**Aim**.
Write out each line beneath this one exactly as it reads.

--- Task material ---

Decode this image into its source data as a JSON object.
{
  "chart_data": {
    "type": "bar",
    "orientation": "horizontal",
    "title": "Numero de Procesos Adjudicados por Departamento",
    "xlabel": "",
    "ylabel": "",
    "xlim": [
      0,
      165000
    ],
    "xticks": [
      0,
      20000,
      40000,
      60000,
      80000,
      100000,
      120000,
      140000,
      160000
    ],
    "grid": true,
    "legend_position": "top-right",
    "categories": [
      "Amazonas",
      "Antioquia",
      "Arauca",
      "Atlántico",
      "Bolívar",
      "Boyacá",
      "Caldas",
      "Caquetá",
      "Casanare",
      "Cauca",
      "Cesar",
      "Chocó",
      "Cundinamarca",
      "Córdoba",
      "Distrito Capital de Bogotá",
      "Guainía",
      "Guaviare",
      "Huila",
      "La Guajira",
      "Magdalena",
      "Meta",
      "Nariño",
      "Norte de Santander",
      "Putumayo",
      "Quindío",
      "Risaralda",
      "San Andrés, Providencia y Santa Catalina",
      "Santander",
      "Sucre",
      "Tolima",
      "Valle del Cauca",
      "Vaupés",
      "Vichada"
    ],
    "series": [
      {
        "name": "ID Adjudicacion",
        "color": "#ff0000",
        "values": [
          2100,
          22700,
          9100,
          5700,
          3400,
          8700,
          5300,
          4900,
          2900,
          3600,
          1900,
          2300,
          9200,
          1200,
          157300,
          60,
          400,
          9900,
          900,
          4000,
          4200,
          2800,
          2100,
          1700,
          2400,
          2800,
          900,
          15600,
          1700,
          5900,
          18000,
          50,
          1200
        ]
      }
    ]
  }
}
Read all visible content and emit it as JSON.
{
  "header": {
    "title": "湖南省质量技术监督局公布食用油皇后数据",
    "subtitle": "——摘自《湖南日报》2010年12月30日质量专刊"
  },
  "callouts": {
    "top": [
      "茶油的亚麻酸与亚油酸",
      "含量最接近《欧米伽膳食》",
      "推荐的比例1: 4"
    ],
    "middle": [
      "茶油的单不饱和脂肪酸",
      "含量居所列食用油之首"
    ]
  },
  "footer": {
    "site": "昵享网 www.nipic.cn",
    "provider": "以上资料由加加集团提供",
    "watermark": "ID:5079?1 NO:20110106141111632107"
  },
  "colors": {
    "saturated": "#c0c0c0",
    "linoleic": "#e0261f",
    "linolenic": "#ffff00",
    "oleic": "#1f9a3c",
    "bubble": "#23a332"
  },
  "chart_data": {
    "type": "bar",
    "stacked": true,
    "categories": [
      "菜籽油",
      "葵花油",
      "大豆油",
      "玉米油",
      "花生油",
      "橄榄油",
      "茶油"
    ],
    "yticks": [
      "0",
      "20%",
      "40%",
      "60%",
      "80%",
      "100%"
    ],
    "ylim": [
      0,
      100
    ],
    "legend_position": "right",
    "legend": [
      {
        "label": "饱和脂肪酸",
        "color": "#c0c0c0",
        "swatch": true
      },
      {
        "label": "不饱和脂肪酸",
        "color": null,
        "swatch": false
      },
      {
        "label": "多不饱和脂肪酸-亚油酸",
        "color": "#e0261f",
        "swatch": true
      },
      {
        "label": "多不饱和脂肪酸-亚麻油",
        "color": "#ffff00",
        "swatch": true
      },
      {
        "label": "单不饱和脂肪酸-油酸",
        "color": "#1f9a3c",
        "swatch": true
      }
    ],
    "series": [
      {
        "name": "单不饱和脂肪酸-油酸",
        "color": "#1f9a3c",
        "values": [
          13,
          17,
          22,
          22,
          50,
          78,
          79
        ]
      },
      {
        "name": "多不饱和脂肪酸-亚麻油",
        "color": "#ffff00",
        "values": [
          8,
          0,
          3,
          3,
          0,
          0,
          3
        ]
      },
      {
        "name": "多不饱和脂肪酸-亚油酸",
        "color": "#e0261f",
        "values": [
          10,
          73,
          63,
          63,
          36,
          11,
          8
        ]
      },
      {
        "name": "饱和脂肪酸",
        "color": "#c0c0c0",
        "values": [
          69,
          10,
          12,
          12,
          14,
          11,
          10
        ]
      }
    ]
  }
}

---

**Full answer**.
Decode this image into its source data as a JSON object.
{
  "chart_data": {
    "type": "bar",
    "orientation": "horizontal",
    "title": "Numero de Procesos Adjudicados por Departamento",
    "xlabel": "",
    "ylabel": "",
    "xlim": [
      0,
      165000
    ],
    "xticks": [
      0,
      20000,
      40000,
      60000,
      80000,
      100000,
      120000,
      140000,
      160000
    ],
    "grid": true,
    "legend_position": "top-right",
    "categories": [
      "Amazonas",
      "Antioquia",
      "Arauca",
      "Atlántico",
      "Bolívar",
      "Boyacá",
      "Caldas",
      "Caquetá",
      "Casanare",
      "Cauca",
      "Cesar",
      "Chocó",
      "Cundinamarca",
      "Córdoba",
      "Distrito Capital de Bogotá",
      "Guainía",
      "Guaviare",
      "Huila",
      "La Guajira",
      "Magdalena",
      "Meta",
      "Nariño",
      "Norte de Santander",
      "Putumayo",
      "Quindío",
      "Risaralda",
      "San Andrés, Providencia y Santa Catalina",
      "Santander",
      "Sucre",
      "Tolima",
      "Valle del Cauca",
      "Vaupés",
      "Vichada"
    ],
    "series": [
      {
        "name": "ID Adjudicacion",
        "color": "#ff0000",
        "values": [
          2100,
          22700,
          9100,
          5700,
          3400,
          8700,
          5300,
          4900,
          2900,
          3600,
          1900,
          2300,
          9200,
          1200,
          157300,
          60,
          400,
          9900,
          900,
          4000,
          4200,
          2800,
          2100,
          1700,
          2400,
          2800,
          900,
          15600,
          1700,
          5900,
          18000,
          50,
          1200
        ]
      }
    ]
  }
}
Read all visible content and emit it as JSON.
{
  "header": {
    "title": "湖南省质量技术监督局公布食用油皇后数据",
    "subtitle": "——摘自《湖南日报》2010年12月30日质量专刊"
  },
  "callouts": {
    "top": [
      "茶油的亚麻酸与亚油酸",
      "含量最接近《欧米伽膳食》",
      "推荐的比例1: 4"
    ],
    "middle": [
      "茶油的单不饱和脂肪酸",
      "含量居所列食用油之首"
    ]
  },
  "footer": {
    "site": "昵享网 www.nipic.cn",
    "provider": "以上资料由加加集团提供",
    "watermark": "ID:5079?1 NO:20110106141111632107"
  },
  "colors": {
    "saturated": "#c0c0c0",
    "linoleic": "#e0261f",
    "linolenic": "#ffff00",
    "oleic": "#1f9a3c",
    "bubble": "#23a332"
  },
  "chart_data": {
    "type": "bar",
    "stacked": true,
    "categories": [
      "菜籽油",
      "葵花油",
      "大豆油",
      "玉米油",
      "花生油",
      "橄榄油",
      "茶油"
    ],
    "yticks": [
      "0",
      "20%",
      "40%",
      "60%",
      "80%",
      "100%"
    ],
    "ylim": [
      0,
      100
    ],
    "legend_position": "right",
    "legend": [
      {
        "label": "饱和脂肪酸",
        "color": "#c0c0c0",
        "swatch": true
      },
      {
        "label": "不饱和脂肪酸",
        "color": null,
        "swatch": false
      },
      {
        "label": "多不饱和脂肪酸-亚油酸",
        "color": "#e0261f",
        "swatch": true
      },
      {
        "label": "多不饱和脂肪酸-亚麻油",
        "color": "#ffff00",
        "swatch": true
      },
      {
        "label": "单不饱和脂肪酸-油酸",
        "color": "#1f9a3c",
        "swatch": true
      }
    ],
    "series": [
      {
        "name": "单不饱和脂肪酸-油酸",
        "color": "#1f9a3c",
        "values": [
          13,
          17,
          22,
          22,
          50,
          78,
          79
        ]
      },
      {
        "name": "多不饱和脂肪酸-亚麻油",
        "color": "#ffff00",
        "values": [
          8,
          0,
          3,
          3,
          0,
          0,
          3
        ]
      },
      {
        "name": "多不饱和脂肪酸-亚油酸",
        "color": "#e0261f",
        "values": [
          10,
          73,
          63,
          63,
          36,
          11,
          8
        ]
      },
      {
        "name": "饱和脂肪酸",
        "color": "#c0c0c0",
        "values": [
          69,
          10,
          12,
          12,
          14,
          11,
          10
        ]
      }
    ]
  }
}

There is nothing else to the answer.